=== WRITTEN INSTRUCTION ===
Return the material word for word. Do not include the pictures.

=== INFORMATION GIVEN ===
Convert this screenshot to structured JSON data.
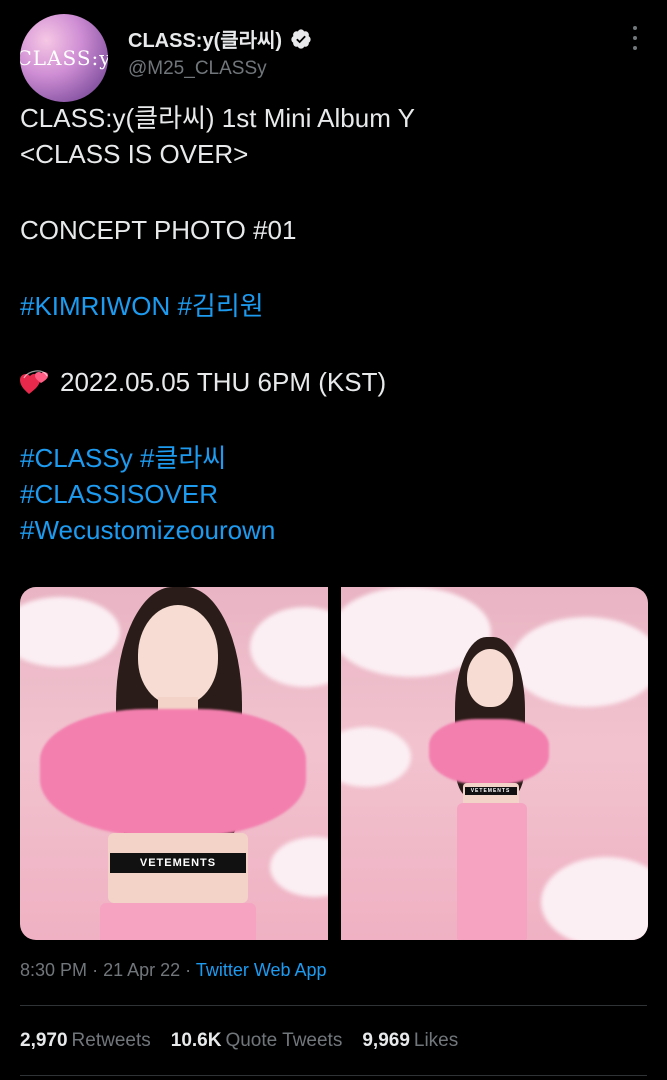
{
  "author": {
    "display_name": "CLASS:y(클라씨)",
    "handle": "@M25_CLASSy",
    "avatar_text": "CLASS:y",
    "verified": true,
    "verified_icon": "verified-badge-icon"
  },
  "tweet": {
    "lines": [
      "CLASS:y(클라씨) 1st Mini Album Y",
      "<CLASS IS OVER>",
      "CONCEPT PHOTO #01"
    ],
    "hashtags_member": [
      "#KIMRIWON",
      "#김리원"
    ],
    "date_line": "2022.05.05 THU 6PM (KST)",
    "date_emoji": "revolving-hearts-icon",
    "hashtags_group": [
      "#CLASSy",
      "#클라씨"
    ],
    "hashtag_album": "#CLASSISOVER",
    "hashtag_motto": "#Wecustomizeourown"
  },
  "media": {
    "photos": [
      {
        "band_text": "VETEMENTS"
      },
      {
        "band_text": "VETEMENTS"
      }
    ]
  },
  "meta": {
    "time": "8:30 PM",
    "separator": "·",
    "date": "21 Apr 22",
    "source": "Twitter Web App"
  },
  "stats": [
    {
      "value": "2,970",
      "label": "Retweets"
    },
    {
      "value": "10.6K",
      "label": "Quote Tweets"
    },
    {
      "value": "9,969",
      "label": "Likes"
    }
  ],
  "colors": {
    "background": "#000000",
    "text": "#e7e9ea",
    "secondary_text": "#71767b",
    "link": "#1d9bf0",
    "divider": "#2f3336"
  }
}
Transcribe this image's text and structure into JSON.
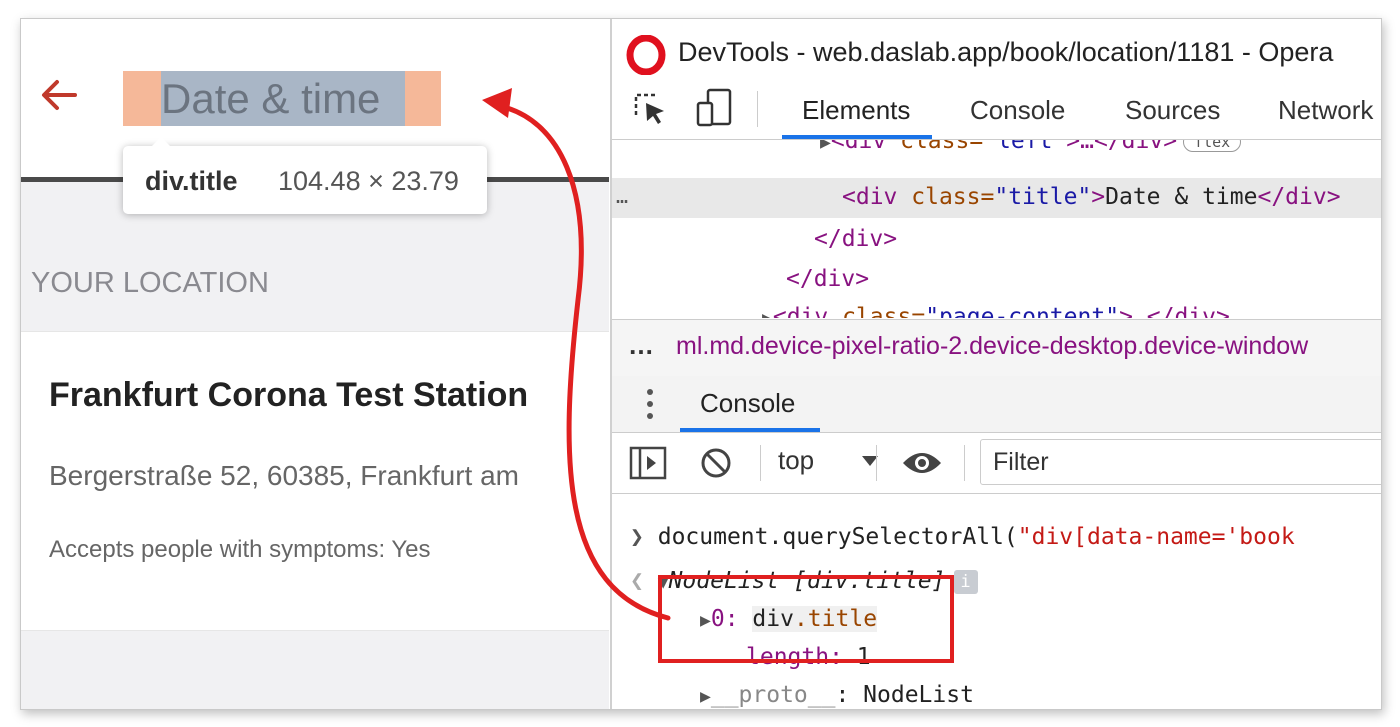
{
  "app": {
    "header_title": "Date & time",
    "tooltip": {
      "tag": "div.title",
      "size": "104.48 × 23.79"
    },
    "section_label": "YOUR LOCATION",
    "location": {
      "name": "Frankfurt Corona Test Station",
      "address": "Bergerstraße 52, 60385, Frankfurt am",
      "symptoms": "Accepts people with symptoms: Yes"
    }
  },
  "devtools": {
    "window_title": "DevTools - web.daslab.app/book/location/1181 - Opera",
    "tabs": [
      "Elements",
      "Console",
      "Sources",
      "Network"
    ],
    "active_tab": "Elements",
    "dom": {
      "line1": {
        "open": "<div ",
        "attr": "class=",
        "val": "\"left\"",
        "rest": ">…</div>",
        "badge": "flex"
      },
      "line2": {
        "open": "<div ",
        "attr": "class=",
        "val": "\"title\"",
        "mid": ">",
        "text": "Date & time",
        "close": "</div>"
      },
      "line3": "</div>",
      "line4": "</div>",
      "line5": {
        "open": "<div ",
        "attr": "class=",
        "val": "\"page-content\"",
        "rest": ">…</div>"
      },
      "dots": "…"
    },
    "breadcrumb": {
      "dots": "…",
      "text": "ml.md.device-pixel-ratio-2.device-desktop.device-window"
    },
    "drawer_tab": "Console",
    "console_toolbar": {
      "context": "top",
      "filter_placeholder": "Filter"
    },
    "console": {
      "command_prefix": "document.querySelectorAll(",
      "command_string": "\"div[data-name='book",
      "result_label": "NodeList [div.title]",
      "info_badge": "i",
      "item0_key": "0:",
      "item0_tag": "div",
      "item0_cls": ".title",
      "length_key": "length:",
      "length_val": "1",
      "proto_key": "__proto__",
      "proto_val": ": NodeList"
    }
  },
  "colors": {
    "accent_red": "#e02020",
    "title_padding": "#f5b899",
    "title_content": "#a9b6c6",
    "devtools_blue": "#1a73e8"
  }
}
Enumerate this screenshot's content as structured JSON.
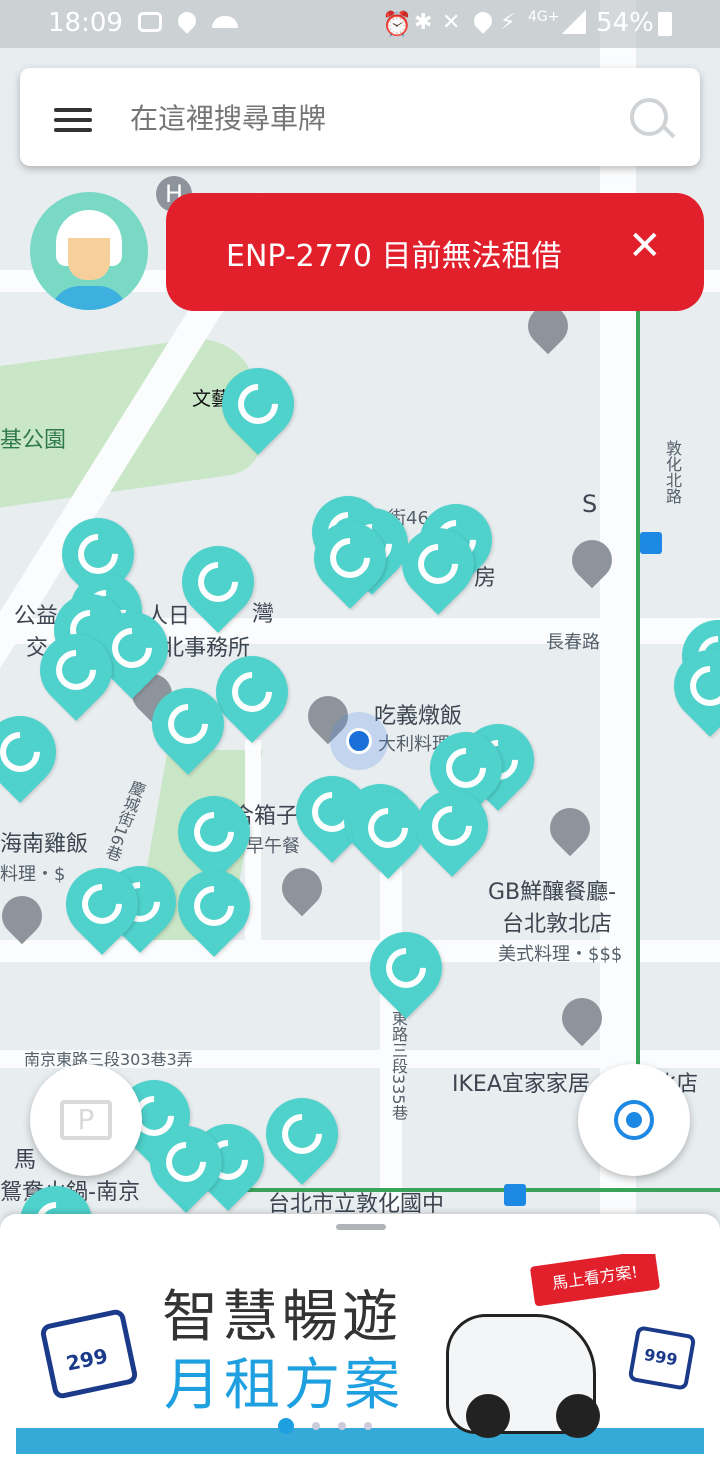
{
  "status_bar": {
    "time": "18:09",
    "battery": "54%",
    "network": "4G+"
  },
  "search": {
    "placeholder": "在這裡搜尋車牌"
  },
  "toast": {
    "message": "ENP-2770 目前無法租借"
  },
  "map": {
    "labels": {
      "park": "基公園",
      "wenyi": "文藝",
      "jie46": "街46",
      "changchun": "長春路",
      "gongyi": "公益",
      "jiao": "交",
      "renri": "人日",
      "wan": "灣",
      "beishiwusuo": "北事務所",
      "chiyi": "吃義燉飯",
      "dali": "大利料理",
      "hainan": "海南雞飯",
      "liaoli": "料理・$",
      "hexiang": "合箱子",
      "zaowu": "早午餐",
      "gb1": "GB鮮釀餐廳-",
      "gb2": "台北敦北店",
      "gb3": "美式料理・$$$",
      "ikea": "IKEA宜家家居",
      "ikea2": "北店",
      "nanjing": "南京東路三段303巷3弄",
      "ma": "馬",
      "yuanyang": "鴛鴦火鍋-南京",
      "dunhua_school": "台北市立敦化國中",
      "dunhua_north": "敦化北路",
      "lane16": "慶城街16巷",
      "lane335": "東路三段335巷",
      "fang": "房",
      "s": "S"
    }
  },
  "buttons": {
    "parking_label": "P",
    "locate_icon": "locate-icon"
  },
  "banner": {
    "line1": "智慧暢遊",
    "line2": "月租方案",
    "cta": "馬上看方案!",
    "price_left": "299",
    "price_right": "999"
  },
  "colors": {
    "accent": "#4fd2cc",
    "toast": "#e2202c"
  }
}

=== EXERCISE SOLUTION ===
Convert this screenshot to structured JSON data.
{
  "author": {
    "display_name": "CLASS:y(클라씨)",
    "handle": "@M25_CLASSy",
    "avatar_text": "CLASS:y",
    "verified": true,
    "verified_icon": "verified-badge-icon"
  },
  "tweet": {
    "lines": [
      "CLASS:y(클라씨) 1st Mini Album Y",
      "<CLASS IS OVER>",
      "CONCEPT PHOTO #01"
    ],
    "hashtags_member": [
      "#KIMRIWON",
      "#김리원"
    ],
    "date_line": "2022.05.05 THU 6PM (KST)",
    "date_emoji": "revolving-hearts-icon",
    "hashtags_group": [
      "#CLASSy",
      "#클라씨"
    ],
    "hashtag_album": "#CLASSISOVER",
    "hashtag_motto": "#Wecustomizeourown"
  },
  "media": {
    "photos": [
      {
        "band_text": "VETEMENTS"
      },
      {
        "band_text": "VETEMENTS"
      }
    ]
  },
  "meta": {
    "time": "8:30 PM",
    "separator": "·",
    "date": "21 Apr 22",
    "source": "Twitter Web App"
  },
  "stats": [
    {
      "value": "2,970",
      "label": "Retweets"
    },
    {
      "value": "10.6K",
      "label": "Quote Tweets"
    },
    {
      "value": "9,969",
      "label": "Likes"
    }
  ],
  "colors": {
    "background": "#000000",
    "text": "#e7e9ea",
    "secondary_text": "#71767b",
    "link": "#1d9bf0",
    "divider": "#2f3336"
  }
}
Transcribe this image's text and structure into JSON.
{
  "app": {
    "header_title": "Date & time",
    "tooltip": {
      "tag": "div.title",
      "size": "104.48 × 23.79"
    },
    "section_label": "YOUR LOCATION",
    "location": {
      "name": "Frankfurt Corona Test Station",
      "address": "Bergerstraße 52, 60385, Frankfurt am",
      "symptoms": "Accepts people with symptoms: Yes"
    }
  },
  "devtools": {
    "window_title": "DevTools - web.daslab.app/book/location/1181 - Opera",
    "tabs": [
      "Elements",
      "Console",
      "Sources",
      "Network"
    ],
    "active_tab": "Elements",
    "dom": {
      "line1": {
        "open": "<div ",
        "attr": "class=",
        "val": "\"left\"",
        "rest": ">…</div>",
        "badge": "flex"
      },
      "line2": {
        "open": "<div ",
        "attr": "class=",
        "val": "\"title\"",
        "mid": ">",
        "text": "Date & time",
        "close": "</div>"
      },
      "line3": "</div>",
      "line4": "</div>",
      "line5": {
        "open": "<div ",
        "attr": "class=",
        "val": "\"page-content\"",
        "rest": ">…</div>"
      },
      "dots": "…"
    },
    "breadcrumb": {
      "dots": "…",
      "text": "ml.md.device-pixel-ratio-2.device-desktop.device-window"
    },
    "drawer_tab": "Console",
    "console_toolbar": {
      "context": "top",
      "filter_placeholder": "Filter"
    },
    "console": {
      "command_prefix": "document.querySelectorAll(",
      "command_string": "\"div[data-name='book",
      "result_label": "NodeList [div.title]",
      "info_badge": "i",
      "item0_key": "0:",
      "item0_tag": "div",
      "item0_cls": ".title",
      "length_key": "length:",
      "length_val": "1",
      "proto_key": "__proto__",
      "proto_val": ": NodeList"
    }
  },
  "colors": {
    "accent_red": "#e02020",
    "title_padding": "#f5b899",
    "title_content": "#a9b6c6",
    "devtools_blue": "#1a73e8"
  }
}
Enumerate this screenshot's content as structured JSON.
{
  "status_bar": {
    "time": "18:09",
    "battery": "54%",
    "network": "4G+"
  },
  "search": {
    "placeholder": "在這裡搜尋車牌"
  },
  "toast": {
    "message": "ENP-2770 目前無法租借"
  },
  "map": {
    "labels": {
      "park": "基公園",
      "wenyi": "文藝",
      "jie46": "街46",
      "changchun": "長春路",
      "gongyi": "公益",
      "jiao": "交",
      "renri": "人日",
      "wan": "灣",
      "beishiwusuo": "北事務所",
      "chiyi": "吃義燉飯",
      "dali": "大利料理",
      "hainan": "海南雞飯",
      "liaoli": "料理・$",
      "hexiang": "合箱子",
      "zaowu": "早午餐",
      "gb1": "GB鮮釀餐廳-",
      "gb2": "台北敦北店",
      "gb3": "美式料理・$$$",
      "ikea": "IKEA宜家家居",
      "ikea2": "北店",
      "nanjing": "南京東路三段303巷3弄",
      "ma": "馬",
      "yuanyang": "鴛鴦火鍋-南京",
      "dunhua_school": "台北市立敦化國中",
      "dunhua_north": "敦化北路",
      "lane16": "慶城街16巷",
      "lane335": "東路三段335巷",
      "fang": "房",
      "s": "S"
    }
  },
  "buttons": {
    "parking_label": "P",
    "locate_icon": "locate-icon"
  },
  "banner": {
    "line1": "智慧暢遊",
    "line2": "月租方案",
    "cta": "馬上看方案!",
    "price_left": "299",
    "price_right": "999"
  },
  "colors": {
    "accent": "#4fd2cc",
    "toast": "#e2202c"
  }
}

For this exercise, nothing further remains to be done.